▸ **Listed records**

^^^^

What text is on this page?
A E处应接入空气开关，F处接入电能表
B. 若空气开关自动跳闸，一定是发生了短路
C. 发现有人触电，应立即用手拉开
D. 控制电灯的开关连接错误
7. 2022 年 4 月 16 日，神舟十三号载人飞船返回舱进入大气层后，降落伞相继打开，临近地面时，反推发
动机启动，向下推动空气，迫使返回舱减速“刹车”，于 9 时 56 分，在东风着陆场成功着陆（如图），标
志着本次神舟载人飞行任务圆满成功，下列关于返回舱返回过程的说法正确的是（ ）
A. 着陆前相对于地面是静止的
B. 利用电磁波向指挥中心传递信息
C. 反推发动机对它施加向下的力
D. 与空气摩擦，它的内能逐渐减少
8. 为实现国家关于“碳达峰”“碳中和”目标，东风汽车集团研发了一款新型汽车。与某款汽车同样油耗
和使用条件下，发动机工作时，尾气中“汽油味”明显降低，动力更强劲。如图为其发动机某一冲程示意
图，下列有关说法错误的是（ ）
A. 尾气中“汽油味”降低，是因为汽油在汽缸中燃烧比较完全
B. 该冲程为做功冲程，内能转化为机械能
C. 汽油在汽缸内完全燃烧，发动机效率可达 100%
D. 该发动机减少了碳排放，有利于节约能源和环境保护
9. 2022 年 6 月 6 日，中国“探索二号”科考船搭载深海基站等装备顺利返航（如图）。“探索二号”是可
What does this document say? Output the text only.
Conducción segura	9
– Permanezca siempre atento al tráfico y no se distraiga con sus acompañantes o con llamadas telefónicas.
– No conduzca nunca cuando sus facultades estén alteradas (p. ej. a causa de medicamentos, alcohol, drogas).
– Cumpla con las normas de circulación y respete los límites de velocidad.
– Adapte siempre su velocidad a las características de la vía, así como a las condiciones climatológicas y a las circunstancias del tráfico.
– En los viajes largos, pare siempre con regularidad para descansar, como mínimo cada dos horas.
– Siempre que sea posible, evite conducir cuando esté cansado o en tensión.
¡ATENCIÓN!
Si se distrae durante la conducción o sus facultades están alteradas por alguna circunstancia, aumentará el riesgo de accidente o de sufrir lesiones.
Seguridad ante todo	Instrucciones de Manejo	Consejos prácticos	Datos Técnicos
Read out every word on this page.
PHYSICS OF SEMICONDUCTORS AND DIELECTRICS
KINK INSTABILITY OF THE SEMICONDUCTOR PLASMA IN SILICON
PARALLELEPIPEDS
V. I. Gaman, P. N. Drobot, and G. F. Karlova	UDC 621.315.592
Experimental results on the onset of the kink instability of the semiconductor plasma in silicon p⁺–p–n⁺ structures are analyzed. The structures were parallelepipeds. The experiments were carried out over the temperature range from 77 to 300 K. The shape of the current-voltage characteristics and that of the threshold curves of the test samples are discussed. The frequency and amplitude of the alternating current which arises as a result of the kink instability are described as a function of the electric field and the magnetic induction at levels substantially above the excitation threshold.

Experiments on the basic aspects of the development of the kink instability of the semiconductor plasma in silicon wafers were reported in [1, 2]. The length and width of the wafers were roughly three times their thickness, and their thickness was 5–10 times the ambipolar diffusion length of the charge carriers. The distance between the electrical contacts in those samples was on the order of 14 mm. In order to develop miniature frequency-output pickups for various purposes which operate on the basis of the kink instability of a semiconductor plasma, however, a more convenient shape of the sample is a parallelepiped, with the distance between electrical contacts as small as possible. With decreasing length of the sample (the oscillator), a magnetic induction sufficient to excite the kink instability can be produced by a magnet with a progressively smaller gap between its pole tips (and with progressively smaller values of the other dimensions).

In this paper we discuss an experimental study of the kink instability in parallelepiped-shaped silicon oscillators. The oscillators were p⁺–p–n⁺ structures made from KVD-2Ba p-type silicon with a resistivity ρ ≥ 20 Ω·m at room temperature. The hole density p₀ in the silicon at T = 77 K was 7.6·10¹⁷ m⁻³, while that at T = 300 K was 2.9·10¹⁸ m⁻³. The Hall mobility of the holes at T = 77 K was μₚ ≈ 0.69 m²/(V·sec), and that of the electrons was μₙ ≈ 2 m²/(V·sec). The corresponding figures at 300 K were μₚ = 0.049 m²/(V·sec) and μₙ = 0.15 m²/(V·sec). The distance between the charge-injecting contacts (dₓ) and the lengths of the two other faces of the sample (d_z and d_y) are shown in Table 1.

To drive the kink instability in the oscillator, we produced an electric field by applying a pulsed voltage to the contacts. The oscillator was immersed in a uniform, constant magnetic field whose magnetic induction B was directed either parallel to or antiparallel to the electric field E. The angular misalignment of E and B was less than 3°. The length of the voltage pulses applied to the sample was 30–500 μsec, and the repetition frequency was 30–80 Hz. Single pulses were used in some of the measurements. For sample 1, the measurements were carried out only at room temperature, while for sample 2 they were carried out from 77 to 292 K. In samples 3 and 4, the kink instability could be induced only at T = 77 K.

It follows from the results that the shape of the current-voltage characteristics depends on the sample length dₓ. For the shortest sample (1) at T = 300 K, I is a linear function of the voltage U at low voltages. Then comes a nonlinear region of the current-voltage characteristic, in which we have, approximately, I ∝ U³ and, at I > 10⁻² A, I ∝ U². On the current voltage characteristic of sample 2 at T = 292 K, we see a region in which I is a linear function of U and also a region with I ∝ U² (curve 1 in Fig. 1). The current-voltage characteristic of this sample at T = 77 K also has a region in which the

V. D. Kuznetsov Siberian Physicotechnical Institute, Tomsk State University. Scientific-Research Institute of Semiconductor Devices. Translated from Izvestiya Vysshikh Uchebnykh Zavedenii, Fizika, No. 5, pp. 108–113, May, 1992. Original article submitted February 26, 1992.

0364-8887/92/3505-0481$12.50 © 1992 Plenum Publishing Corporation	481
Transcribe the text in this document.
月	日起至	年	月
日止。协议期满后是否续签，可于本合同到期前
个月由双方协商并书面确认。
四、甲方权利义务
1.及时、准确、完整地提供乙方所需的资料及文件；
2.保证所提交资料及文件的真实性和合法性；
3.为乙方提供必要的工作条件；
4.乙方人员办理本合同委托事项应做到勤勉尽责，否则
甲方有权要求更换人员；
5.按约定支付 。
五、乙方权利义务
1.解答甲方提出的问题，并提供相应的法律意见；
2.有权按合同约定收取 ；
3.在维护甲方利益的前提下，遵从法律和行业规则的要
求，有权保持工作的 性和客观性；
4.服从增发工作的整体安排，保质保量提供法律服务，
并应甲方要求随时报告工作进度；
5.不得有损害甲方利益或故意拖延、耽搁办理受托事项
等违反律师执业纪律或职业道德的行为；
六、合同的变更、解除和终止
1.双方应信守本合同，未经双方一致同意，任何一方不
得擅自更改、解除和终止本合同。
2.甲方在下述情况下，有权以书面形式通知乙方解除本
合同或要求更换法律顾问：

^^^^

▸ **Goal**
Output every line above without altering anything.

▸ **Task result**
What text is on this page?
A E处应接入空气开关，F处接入电能表
B. 若空气开关自动跳闸，一定是发生了短路
C. 发现有人触电，应立即用手拉开
D. 控制电灯的开关连接错误
7. 2022 年 4 月 16 日，神舟十三号载人飞船返回舱进入大气层后，降落伞相继打开，临近地面时，反推发
动机启动，向下推动空气，迫使返回舱减速“刹车”，于 9 时 56 分，在东风着陆场成功着陆（如图），标
志着本次神舟载人飞行任务圆满成功，下列关于返回舱返回过程的说法正确的是（ ）
A. 着陆前相对于地面是静止的
B. 利用电磁波向指挥中心传递信息
C. 反推发动机对它施加向下的力
D. 与空气摩擦，它的内能逐渐减少
8. 为实现国家关于“碳达峰”“碳中和”目标，东风汽车集团研发了一款新型汽车。与某款汽车同样油耗
和使用条件下，发动机工作时，尾气中“汽油味”明显降低，动力更强劲。如图为其发动机某一冲程示意
图，下列有关说法错误的是（ ）
A. 尾气中“汽油味”降低，是因为汽油在汽缸中燃烧比较完全
B. 该冲程为做功冲程，内能转化为机械能
C. 汽油在汽缸内完全燃烧，发动机效率可达 100%
D. 该发动机减少了碳排放，有利于节约能源和环境保护
9. 2022 年 6 月 6 日，中国“探索二号”科考船搭载深海基站等装备顺利返航（如图）。“探索二号”是可
What does this document say? Output the text only.
Conducción segura	9
– Permanezca siempre atento al tráfico y no se distraiga con sus acompañantes o con llamadas telefónicas.
– No conduzca nunca cuando sus facultades estén alteradas (p. ej. a causa de medicamentos, alcohol, drogas).
– Cumpla con las normas de circulación y respete los límites de velocidad.
– Adapte siempre su velocidad a las características de la vía, así como a las condiciones climatológicas y a las circunstancias del tráfico.
– En los viajes largos, pare siempre con regularidad para descansar, como mínimo cada dos horas.
– Siempre que sea posible, evite conducir cuando esté cansado o en tensión.
¡ATENCIÓN!
Si se distrae durante la conducción o sus facultades están alteradas por alguna circunstancia, aumentará el riesgo de accidente o de sufrir lesiones.
Seguridad ante todo	Instrucciones de Manejo	Consejos prácticos	Datos Técnicos
Read out every word on this page.
PHYSICS OF SEMICONDUCTORS AND DIELECTRICS
KINK INSTABILITY OF THE SEMICONDUCTOR PLASMA IN SILICON
PARALLELEPIPEDS
V. I. Gaman, P. N. Drobot, and G. F. Karlova	UDC 621.315.592
Experimental results on the onset of the kink instability of the semiconductor plasma in silicon p⁺–p–n⁺ structures are analyzed. The structures were parallelepipeds. The experiments were carried out over the temperature range from 77 to 300 K. The shape of the current-voltage characteristics and that of the threshold curves of the test samples are discussed. The frequency and amplitude of the alternating current which arises as a result of the kink instability are described as a function of the electric field and the magnetic induction at levels substantially above the excitation threshold.

Experiments on the basic aspects of the development of the kink instability of the semiconductor plasma in silicon wafers were reported in [1, 2]. The length and width of the wafers were roughly three times their thickness, and their thickness was 5–10 times the ambipolar diffusion length of the charge carriers. The distance between the electrical contacts in those samples was on the order of 14 mm. In order to develop miniature frequency-output pickups for various purposes which operate on the basis of the kink instability of a semiconductor plasma, however, a more convenient shape of the sample is a parallelepiped, with the distance between electrical contacts as small as possible. With decreasing length of the sample (the oscillator), a magnetic induction sufficient to excite the kink instability can be produced by a magnet with a progressively smaller gap between its pole tips (and with progressively smaller values of the other dimensions).

In this paper we discuss an experimental study of the kink instability in parallelepiped-shaped silicon oscillators. The oscillators were p⁺–p–n⁺ structures made from KVD-2Ba p-type silicon with a resistivity ρ ≥ 20 Ω·m at room temperature. The hole density p₀ in the silicon at T = 77 K was 7.6·10¹⁷ m⁻³, while that at T = 300 K was 2.9·10¹⁸ m⁻³. The Hall mobility of the holes at T = 77 K was μₚ ≈ 0.69 m²/(V·sec), and that of the electrons was μₙ ≈ 2 m²/(V·sec). The corresponding figures at 300 K were μₚ = 0.049 m²/(V·sec) and μₙ = 0.15 m²/(V·sec). The distance between the charge-injecting contacts (dₓ) and the lengths of the two other faces of the sample (d_z and d_y) are shown in Table 1.

To drive the kink instability in the oscillator, we produced an electric field by applying a pulsed voltage to the contacts. The oscillator was immersed in a uniform, constant magnetic field whose magnetic induction B was directed either parallel to or antiparallel to the electric field E. The angular misalignment of E and B was less than 3°. The length of the voltage pulses applied to the sample was 30–500 μsec, and the repetition frequency was 30–80 Hz. Single pulses were used in some of the measurements. For sample 1, the measurements were carried out only at room temperature, while for sample 2 they were carried out from 77 to 292 K. In samples 3 and 4, the kink instability could be induced only at T = 77 K.

It follows from the results that the shape of the current-voltage characteristics depends on the sample length dₓ. For the shortest sample (1) at T = 300 K, I is a linear function of the voltage U at low voltages. Then comes a nonlinear region of the current-voltage characteristic, in which we have, approximately, I ∝ U³ and, at I > 10⁻² A, I ∝ U². On the current voltage characteristic of sample 2 at T = 292 K, we see a region in which I is a linear function of U and also a region with I ∝ U² (curve 1 in Fig. 1). The current-voltage characteristic of this sample at T = 77 K also has a region in which the

V. D. Kuznetsov Siberian Physicotechnical Institute, Tomsk State University. Scientific-Research Institute of Semiconductor Devices. Translated from Izvestiya Vysshikh Uchebnykh Zavedenii, Fizika, No. 5, pp. 108–113, May, 1992. Original article submitted February 26, 1992.

0364-8887/92/3505-0481$12.50 © 1992 Plenum Publishing Corporation	481
Transcribe the text in this document.
月	日起至	年	月
日止。协议期满后是否续签，可于本合同到期前
个月由双方协商并书面确认。
四、甲方权利义务
1.及时、准确、完整地提供乙方所需的资料及文件；
2.保证所提交资料及文件的真实性和合法性；
3.为乙方提供必要的工作条件；
4.乙方人员办理本合同委托事项应做到勤勉尽责，否则
甲方有权要求更换人员；
5.按约定支付 。
五、乙方权利义务
1.解答甲方提出的问题，并提供相应的法律意见；
2.有权按合同约定收取 ；
3.在维护甲方利益的前提下，遵从法律和行业规则的要
求，有权保持工作的 性和客观性；
4.服从增发工作的整体安排，保质保量提供法律服务，
并应甲方要求随时报告工作进度；
5.不得有损害甲方利益或故意拖延、耽搁办理受托事项
等违反律师执业纪律或职业道德的行为；
六、合同的变更、解除和终止
1.双方应信守本合同，未经双方一致同意，任何一方不
得擅自更改、解除和终止本合同。
2.甲方在下述情况下，有权以书面形式通知乙方解除本
合同或要求更换法律顾问：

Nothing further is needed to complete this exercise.